======== DOCUMENT EXTRACT
Home Sweet HomeJuly 1, 2018 in the United Kingdom ⋅ ☀️ 19 °C
Brussels’ city centre railway stations are numerous and confusing. I was staying near Brussels-Luxembourg, and the train circled the city - Brussels Schuman, Brussels North, Brussels Central, before arriving at Brussels Midi which confusingly is also known as Brussels South. I had worked out that the Eurostar departed from Brussels Midi (or was it South), and on arrival I was relieved to see the Eurostar trains were running in spite of the Belgian train strike. A bit of panic however when I printed out my ticket to get a note saying my seat had been changed and, more alarmingly, I was now assigned to the 09.38 train instead of the 10.52. As it was now 10.00 you can understand my concern. However a very laid back Belgian Eurostar official told me ‘relax, cheel man - eez no problem, sometimes zees appenz.’
I ‘cheeled’ as best as I could, though I wasn’t happy, but sure enough all was well - they had just had to change the train for some reason. I was still in Standard Premier Class so was soon tucking into my 2nd breakfast of the day. I still found it amazing to be transported from the centre of Brussels to the centre of London in only 2 hours 10 minutes. It can take longer than that for me to get to Drumchapel.
Back in Blighty after my four week sojourn, I passed a pleasant hour in the 1st Class Lounge at Euston, grateful to escape the heat and heaving masses outside. It never ceases to amaze me that, in spite of notices that refreshments are for consumption in the Lounge only, some folk seem to take pleasure in sneaking out food in their bags. I spotted one very small woman who stuffed no less than 4 bananas, 3 apples and a handful of plums into her backpack. I was certain she must have been the proprietrix of a fruit and vegetable stall at Covent Garden.
================
- **PROBLEMS TO WORK ON**
A: Answer these questions about the travel entry:
(i) Which train was the writer reassigned to, in place of the 10.52?
(ii) How long did the trip from the center of Brussels to the center of London take?
(iii) How many bananas did the small woman in the Euston lounge put into her backpack?
B: What comes next in the travel entry? Write a continuation that picks up after its final sentence.
The data has no connection to the travel entry.
======== RECORDS
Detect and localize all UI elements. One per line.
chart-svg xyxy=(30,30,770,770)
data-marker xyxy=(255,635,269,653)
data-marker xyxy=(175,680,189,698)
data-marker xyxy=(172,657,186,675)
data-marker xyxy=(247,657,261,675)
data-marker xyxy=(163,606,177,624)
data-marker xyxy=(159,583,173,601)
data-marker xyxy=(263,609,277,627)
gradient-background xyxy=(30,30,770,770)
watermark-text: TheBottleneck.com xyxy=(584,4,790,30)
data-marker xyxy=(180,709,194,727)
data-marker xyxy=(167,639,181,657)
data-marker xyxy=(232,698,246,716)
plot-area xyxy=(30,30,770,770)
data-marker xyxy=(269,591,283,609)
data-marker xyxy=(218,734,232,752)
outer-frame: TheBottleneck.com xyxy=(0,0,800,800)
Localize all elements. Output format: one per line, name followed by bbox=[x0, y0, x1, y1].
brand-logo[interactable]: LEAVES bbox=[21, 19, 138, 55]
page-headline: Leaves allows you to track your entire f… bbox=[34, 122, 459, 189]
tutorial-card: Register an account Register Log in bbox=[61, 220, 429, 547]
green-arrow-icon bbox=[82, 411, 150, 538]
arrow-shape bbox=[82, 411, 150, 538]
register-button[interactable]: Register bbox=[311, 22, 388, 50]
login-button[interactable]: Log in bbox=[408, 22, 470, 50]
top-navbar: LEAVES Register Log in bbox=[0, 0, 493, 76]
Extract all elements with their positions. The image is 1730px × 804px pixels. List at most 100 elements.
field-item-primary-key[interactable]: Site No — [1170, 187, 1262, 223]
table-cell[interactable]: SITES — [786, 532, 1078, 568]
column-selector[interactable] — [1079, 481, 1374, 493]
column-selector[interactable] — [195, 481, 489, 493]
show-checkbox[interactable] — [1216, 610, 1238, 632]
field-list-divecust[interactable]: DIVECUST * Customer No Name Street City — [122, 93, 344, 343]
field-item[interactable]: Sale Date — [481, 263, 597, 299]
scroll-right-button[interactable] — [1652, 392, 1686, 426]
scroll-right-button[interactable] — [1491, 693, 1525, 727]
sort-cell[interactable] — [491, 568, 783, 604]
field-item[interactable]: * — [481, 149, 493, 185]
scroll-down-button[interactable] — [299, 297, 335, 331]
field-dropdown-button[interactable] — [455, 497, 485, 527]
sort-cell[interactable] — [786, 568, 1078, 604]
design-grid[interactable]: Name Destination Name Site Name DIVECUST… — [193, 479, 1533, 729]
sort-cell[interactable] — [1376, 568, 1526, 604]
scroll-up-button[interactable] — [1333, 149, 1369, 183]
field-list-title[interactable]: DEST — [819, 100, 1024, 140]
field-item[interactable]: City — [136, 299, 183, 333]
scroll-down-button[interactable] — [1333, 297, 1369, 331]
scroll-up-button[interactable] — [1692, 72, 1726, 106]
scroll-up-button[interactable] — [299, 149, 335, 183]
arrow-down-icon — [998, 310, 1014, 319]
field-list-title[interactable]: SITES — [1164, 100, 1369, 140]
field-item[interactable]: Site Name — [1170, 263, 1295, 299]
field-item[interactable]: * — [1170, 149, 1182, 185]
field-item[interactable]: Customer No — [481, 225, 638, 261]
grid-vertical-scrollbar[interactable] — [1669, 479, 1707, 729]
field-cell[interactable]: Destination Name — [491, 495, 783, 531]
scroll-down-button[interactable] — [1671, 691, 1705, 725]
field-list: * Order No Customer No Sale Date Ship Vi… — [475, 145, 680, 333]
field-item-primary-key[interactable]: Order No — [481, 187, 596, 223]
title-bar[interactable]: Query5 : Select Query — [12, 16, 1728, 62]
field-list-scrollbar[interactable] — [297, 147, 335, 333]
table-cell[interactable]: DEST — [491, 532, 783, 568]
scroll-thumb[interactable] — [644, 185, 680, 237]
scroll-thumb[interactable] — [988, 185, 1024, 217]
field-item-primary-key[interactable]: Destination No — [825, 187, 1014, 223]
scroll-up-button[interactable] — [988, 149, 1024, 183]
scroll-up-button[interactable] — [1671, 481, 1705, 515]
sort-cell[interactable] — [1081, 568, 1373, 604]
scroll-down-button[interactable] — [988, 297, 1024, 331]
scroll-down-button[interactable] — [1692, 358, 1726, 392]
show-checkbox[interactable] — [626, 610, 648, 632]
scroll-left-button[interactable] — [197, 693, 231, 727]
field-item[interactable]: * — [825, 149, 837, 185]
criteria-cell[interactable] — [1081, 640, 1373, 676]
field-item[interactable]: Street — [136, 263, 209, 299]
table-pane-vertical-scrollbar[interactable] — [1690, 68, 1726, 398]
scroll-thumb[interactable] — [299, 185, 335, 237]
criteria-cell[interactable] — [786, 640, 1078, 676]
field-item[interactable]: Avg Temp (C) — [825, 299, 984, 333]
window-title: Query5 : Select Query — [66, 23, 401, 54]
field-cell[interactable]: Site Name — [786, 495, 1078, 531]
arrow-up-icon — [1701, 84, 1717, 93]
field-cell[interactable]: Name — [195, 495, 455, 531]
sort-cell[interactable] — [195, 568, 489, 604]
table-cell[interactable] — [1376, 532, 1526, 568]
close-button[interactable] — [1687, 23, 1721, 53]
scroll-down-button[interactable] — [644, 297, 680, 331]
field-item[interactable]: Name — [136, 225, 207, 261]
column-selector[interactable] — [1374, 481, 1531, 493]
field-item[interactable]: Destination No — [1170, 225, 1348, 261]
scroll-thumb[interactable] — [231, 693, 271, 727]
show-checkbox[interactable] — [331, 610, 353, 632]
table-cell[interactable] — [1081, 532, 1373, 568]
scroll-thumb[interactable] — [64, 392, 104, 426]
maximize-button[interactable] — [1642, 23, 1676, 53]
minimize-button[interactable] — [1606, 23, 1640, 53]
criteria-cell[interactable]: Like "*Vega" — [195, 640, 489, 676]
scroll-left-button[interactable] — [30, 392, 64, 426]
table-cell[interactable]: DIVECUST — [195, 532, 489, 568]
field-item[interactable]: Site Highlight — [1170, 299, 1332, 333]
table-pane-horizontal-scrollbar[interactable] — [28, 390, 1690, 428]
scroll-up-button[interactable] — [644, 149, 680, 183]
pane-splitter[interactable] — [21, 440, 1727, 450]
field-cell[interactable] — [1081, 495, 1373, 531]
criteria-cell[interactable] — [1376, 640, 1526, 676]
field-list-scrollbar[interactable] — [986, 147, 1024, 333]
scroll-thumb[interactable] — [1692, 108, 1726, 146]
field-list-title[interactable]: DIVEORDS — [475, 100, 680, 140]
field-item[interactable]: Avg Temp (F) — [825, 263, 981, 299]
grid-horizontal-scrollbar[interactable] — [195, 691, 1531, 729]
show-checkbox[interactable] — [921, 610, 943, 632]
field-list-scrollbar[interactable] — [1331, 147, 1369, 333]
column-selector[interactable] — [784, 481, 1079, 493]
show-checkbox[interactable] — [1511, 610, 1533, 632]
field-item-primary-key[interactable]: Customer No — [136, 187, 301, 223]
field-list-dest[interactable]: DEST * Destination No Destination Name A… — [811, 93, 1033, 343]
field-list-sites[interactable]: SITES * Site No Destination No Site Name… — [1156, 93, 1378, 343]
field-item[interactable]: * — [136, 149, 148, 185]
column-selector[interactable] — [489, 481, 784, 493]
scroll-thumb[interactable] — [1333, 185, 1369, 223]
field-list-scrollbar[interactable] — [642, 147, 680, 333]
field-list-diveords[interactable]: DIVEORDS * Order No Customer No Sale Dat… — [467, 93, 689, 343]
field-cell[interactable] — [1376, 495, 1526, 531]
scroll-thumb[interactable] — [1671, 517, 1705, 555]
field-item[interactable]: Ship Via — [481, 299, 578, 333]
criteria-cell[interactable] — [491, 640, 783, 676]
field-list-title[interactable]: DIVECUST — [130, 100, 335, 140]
================
- **LIST OF ANSWERS**
A:
(i) The 09.38 train
(ii) 2 hours 10 minutes
(iii) 4

B:
My InterRail pass allowed me one final journey in my home country, so I ‘cheeled’ some more on the 14.30 train to Glasgow - 1st Class, of course.
Well, what a time I’ve had. Four weeks of having the freedom of riding the rails all over our great continent of Europe. What fantastic places I’ve seen - from big capital cities to deserted beaches; great cathedrals to mountain tops; experiencing accommodation from hostels to 5 star hotels; travelling on a variety of trains - Express, Inter City, Regional and Local; utilising other transport including ferries, buses, trams, trolleybuses and funiculars; travelling across mighty rivers and oceans; and enjoying food from gourmet cuisine to McDonald’s.
It is a thought undertaking such a journey alone. I have to say I never felt threatened or afraid, and was lucky not to have been robbed, cheated or assaulted. I can honestly say I was never lonely, but I often longed for someone to be with me to share some of these amazing places. One of the great things about going solo however is that it forces you to communicate with people from different cultures, often with no common understanding of each other’s language. It’s amazing how you can usually make yourself understood.
So what, if anything, have I learned? To be patient and accept that things are done differently in different countries. To be open to new ideas and experiences and not be afraid of taking risks. To plan everything carefully, but not to get uptight when things do not go exactly as I had hoped. To be wary of shaking and nodding my head in case it is misinterpreted. To be aware when dealing with condiments that the salt is not always the one with one hole - or you can get a very peppery soup.